DIRECTION:
Where a line contains the word "name", copy that line.

INPUT RECORDS:
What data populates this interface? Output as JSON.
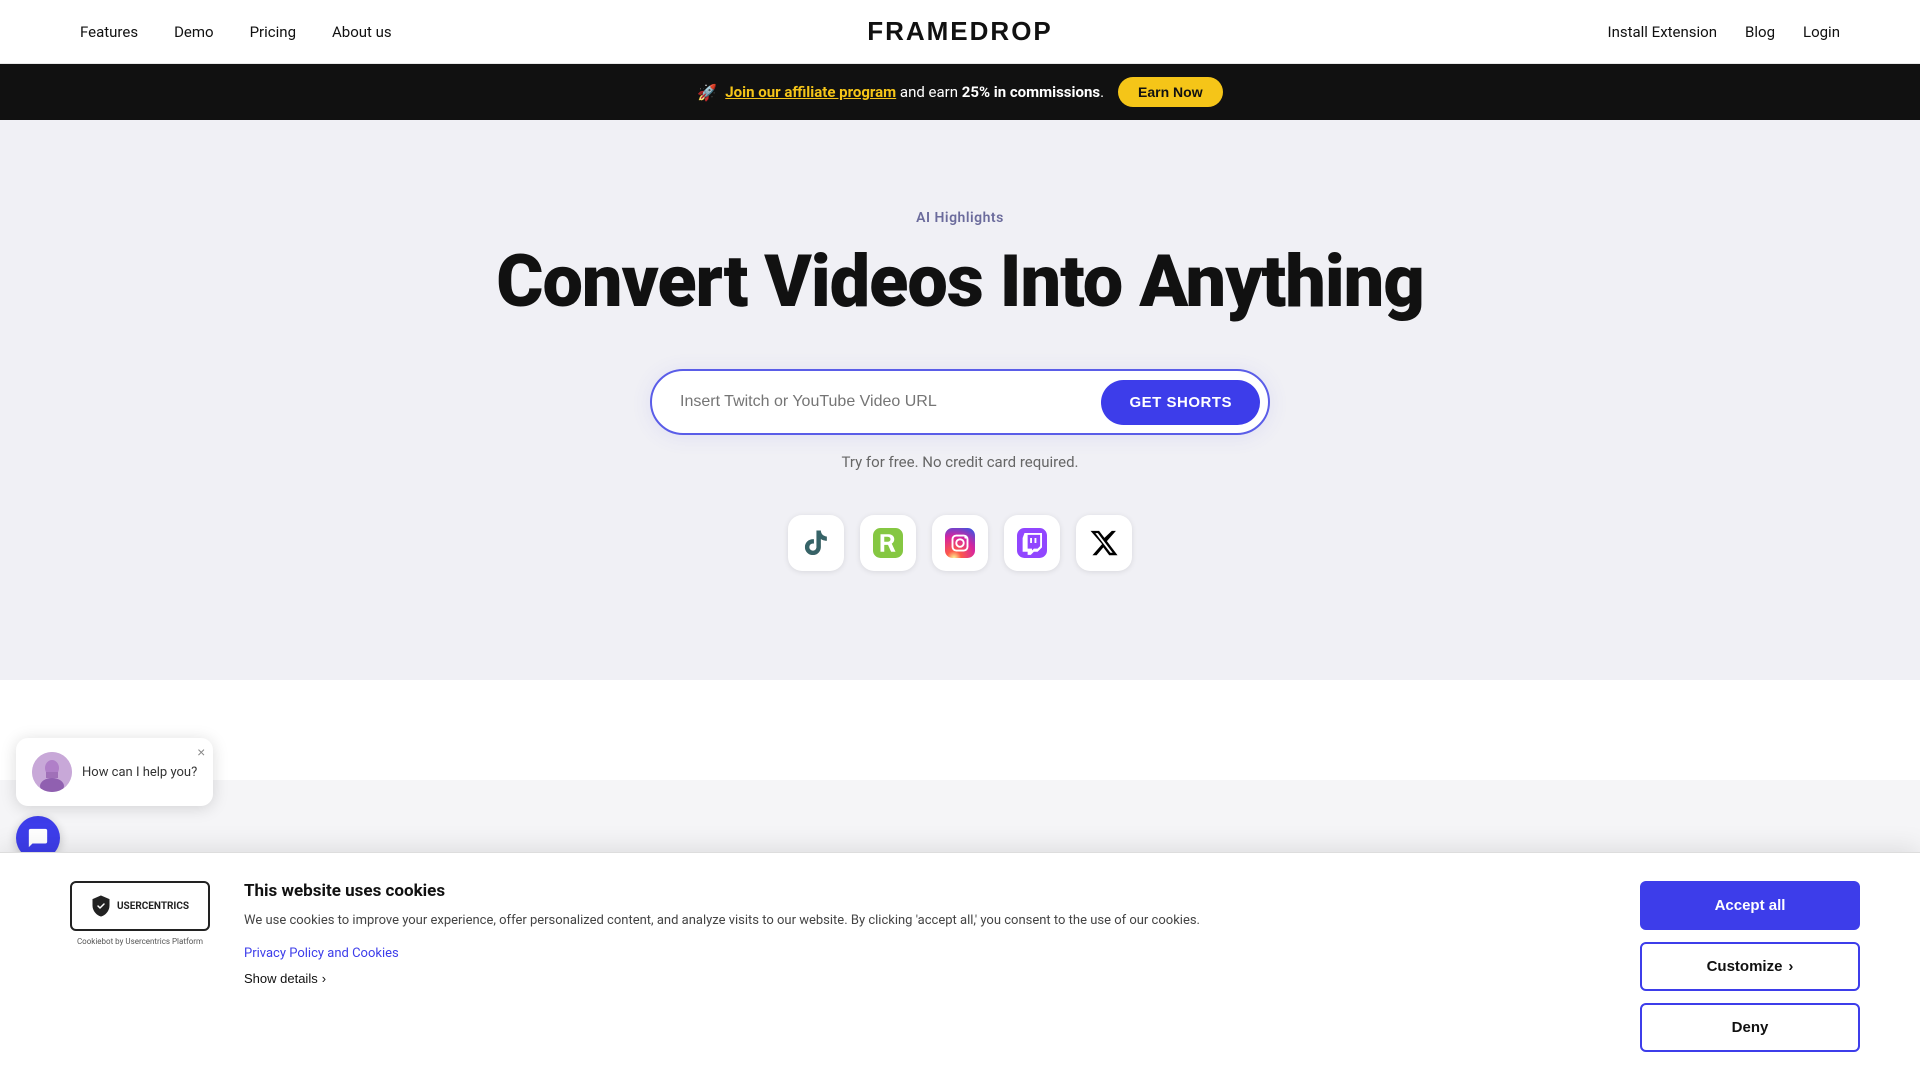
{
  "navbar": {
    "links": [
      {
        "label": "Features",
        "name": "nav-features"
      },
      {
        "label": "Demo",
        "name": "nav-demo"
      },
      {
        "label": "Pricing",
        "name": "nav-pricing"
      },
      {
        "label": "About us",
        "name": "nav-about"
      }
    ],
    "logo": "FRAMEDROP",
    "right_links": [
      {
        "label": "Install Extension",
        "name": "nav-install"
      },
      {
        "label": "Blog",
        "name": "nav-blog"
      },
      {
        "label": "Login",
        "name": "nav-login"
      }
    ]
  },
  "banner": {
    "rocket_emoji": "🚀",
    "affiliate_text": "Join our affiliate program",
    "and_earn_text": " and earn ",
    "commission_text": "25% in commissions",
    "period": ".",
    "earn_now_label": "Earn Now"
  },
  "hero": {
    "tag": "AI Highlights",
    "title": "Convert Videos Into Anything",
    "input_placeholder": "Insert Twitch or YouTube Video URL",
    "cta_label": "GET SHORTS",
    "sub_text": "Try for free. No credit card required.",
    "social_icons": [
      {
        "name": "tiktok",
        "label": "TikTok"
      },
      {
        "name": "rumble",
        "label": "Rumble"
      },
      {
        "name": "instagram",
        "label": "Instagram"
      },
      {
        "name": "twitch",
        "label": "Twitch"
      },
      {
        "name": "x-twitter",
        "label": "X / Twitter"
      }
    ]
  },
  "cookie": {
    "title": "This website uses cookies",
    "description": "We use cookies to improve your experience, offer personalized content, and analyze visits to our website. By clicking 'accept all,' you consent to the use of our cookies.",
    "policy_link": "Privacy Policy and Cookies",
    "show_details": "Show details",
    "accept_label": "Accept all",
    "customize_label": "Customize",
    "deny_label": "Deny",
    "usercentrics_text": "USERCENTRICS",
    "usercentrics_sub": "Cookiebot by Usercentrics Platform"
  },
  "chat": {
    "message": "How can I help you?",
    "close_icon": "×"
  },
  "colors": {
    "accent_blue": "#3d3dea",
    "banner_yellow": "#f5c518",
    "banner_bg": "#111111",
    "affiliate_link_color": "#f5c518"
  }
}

ANSWER TO THE EXERCISE:
        "name": "nav-features"
        "name": "nav-demo"
        "name": "nav-pricing"
        "name": "nav-about"
        "name": "nav-install"
        "name": "nav-blog"
        "name": "nav-login"
        "name": "tiktok",
        "name": "rumble",
        "name": "instagram",
        "name": "twitch",
        "name": "x-twitter",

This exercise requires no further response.